═════ Data

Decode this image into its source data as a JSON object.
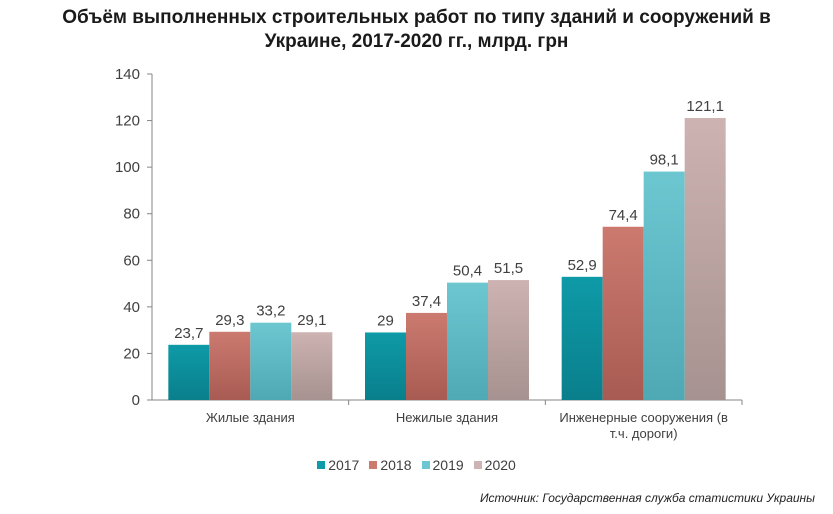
{
  "chart_data": {
    "type": "bar",
    "title_lines": [
      "Объём выполненных строительных работ по типу зданий и сооружений в",
      "Украине, 2017-2020 гг., млрд. грн"
    ],
    "categories": [
      [
        "Жилые здания"
      ],
      [
        "Нежилые здания"
      ],
      [
        "Инженерные сооружения (в",
        "т.ч. дороги)"
      ]
    ],
    "series": [
      {
        "name": "2017",
        "values": [
          23.7,
          29,
          52.9
        ],
        "labels": [
          "23,7",
          "29",
          "52,9"
        ],
        "color": "#0e9aa7",
        "color_dark": "#0a7f8c"
      },
      {
        "name": "2018",
        "values": [
          29.3,
          37.4,
          74.4
        ],
        "labels": [
          "29,3",
          "37,4",
          "74,4"
        ],
        "color": "#cc7a70",
        "color_dark": "#a85b52"
      },
      {
        "name": "2019",
        "values": [
          33.2,
          50.4,
          98.1
        ],
        "labels": [
          "33,2",
          "50,4",
          "98,1"
        ],
        "color": "#6cc7d1",
        "color_dark": "#4fa9b5"
      },
      {
        "name": "2020",
        "values": [
          29.1,
          51.5,
          121.1
        ],
        "labels": [
          "29,1",
          "51,5",
          "121,1"
        ],
        "color": "#cdb3b1",
        "color_dark": "#a69290"
      }
    ],
    "ylim": [
      0,
      140
    ],
    "yticks": [
      0,
      20,
      40,
      60,
      80,
      100,
      120,
      140
    ],
    "grid": false,
    "legend_position": "bottom"
  },
  "source": "Источник: Государственная служба статистики Украины"
}
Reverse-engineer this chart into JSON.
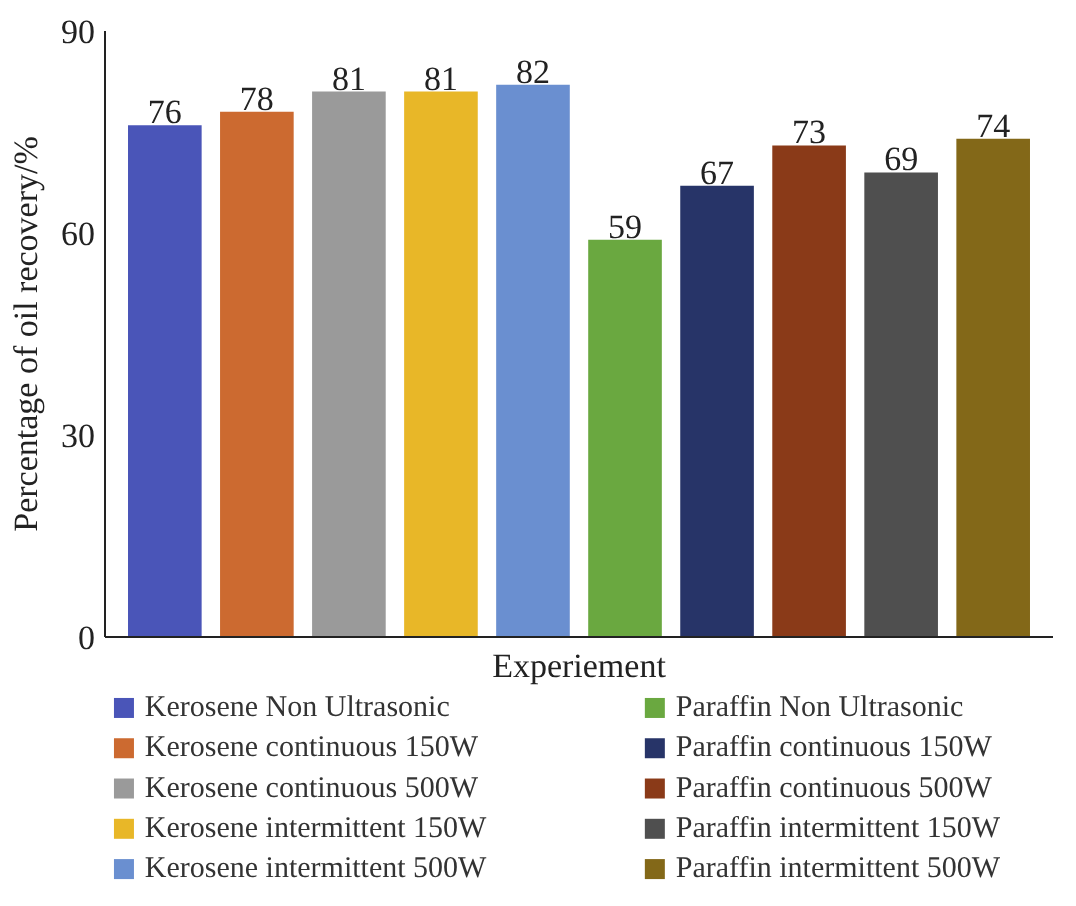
{
  "chart_data": {
    "type": "bar",
    "xlabel": "Experiement",
    "ylabel": "Percentage of oil recovery/%",
    "categories": [
      null,
      null,
      null,
      null,
      null,
      null,
      null,
      null,
      null,
      null
    ],
    "ylim": [
      0,
      90
    ],
    "yticks": [
      0,
      30,
      60,
      90
    ],
    "grid": false,
    "legend": "bottom",
    "data_labels": true,
    "series": [
      {
        "name": "Kerosene Non Ultrasonic",
        "color": "#4a55b8",
        "values": [
          76,
          null,
          null,
          null,
          null,
          null,
          null,
          null,
          null,
          null
        ]
      },
      {
        "name": "Kerosene continuous 150W",
        "color": "#cc6a30",
        "values": [
          null,
          78,
          null,
          null,
          null,
          null,
          null,
          null,
          null,
          null
        ]
      },
      {
        "name": "Kerosene continuous 500W",
        "color": "#9a9a9a",
        "values": [
          null,
          null,
          81,
          null,
          null,
          null,
          null,
          null,
          null,
          null
        ]
      },
      {
        "name": "Kerosene intermittent 150W",
        "color": "#e8b728",
        "values": [
          null,
          null,
          null,
          81,
          null,
          null,
          null,
          null,
          null,
          null
        ]
      },
      {
        "name": "Kerosene intermittent 500W",
        "color": "#6a8fd0",
        "values": [
          null,
          null,
          null,
          null,
          82,
          null,
          null,
          null,
          null,
          null
        ]
      },
      {
        "name": "Paraffin Non Ultrasonic",
        "color": "#6aa840",
        "values": [
          null,
          null,
          null,
          null,
          null,
          59,
          null,
          null,
          null,
          null
        ]
      },
      {
        "name": "Paraffin continuous 150W",
        "color": "#273468",
        "values": [
          null,
          null,
          null,
          null,
          null,
          null,
          67,
          null,
          null,
          null
        ]
      },
      {
        "name": "Paraffin continuous 500W",
        "color": "#8a3a18",
        "values": [
          null,
          null,
          null,
          null,
          null,
          null,
          null,
          73,
          null,
          null
        ]
      },
      {
        "name": "Paraffin intermittent 150W",
        "color": "#4f4f4f",
        "values": [
          null,
          null,
          null,
          null,
          null,
          null,
          null,
          null,
          69,
          null
        ]
      },
      {
        "name": "Paraffin intermittent 500W",
        "color": "#836818",
        "values": [
          null,
          null,
          null,
          null,
          null,
          null,
          null,
          null,
          null,
          74
        ]
      }
    ]
  }
}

══════════

■ The problem:
Copy each line in the data that holds the word "Ultrasonic".

■ Answer to the problem:
        "name": "Kerosene Non Ultrasonic",
        "name": "Paraffin Non Ultrasonic",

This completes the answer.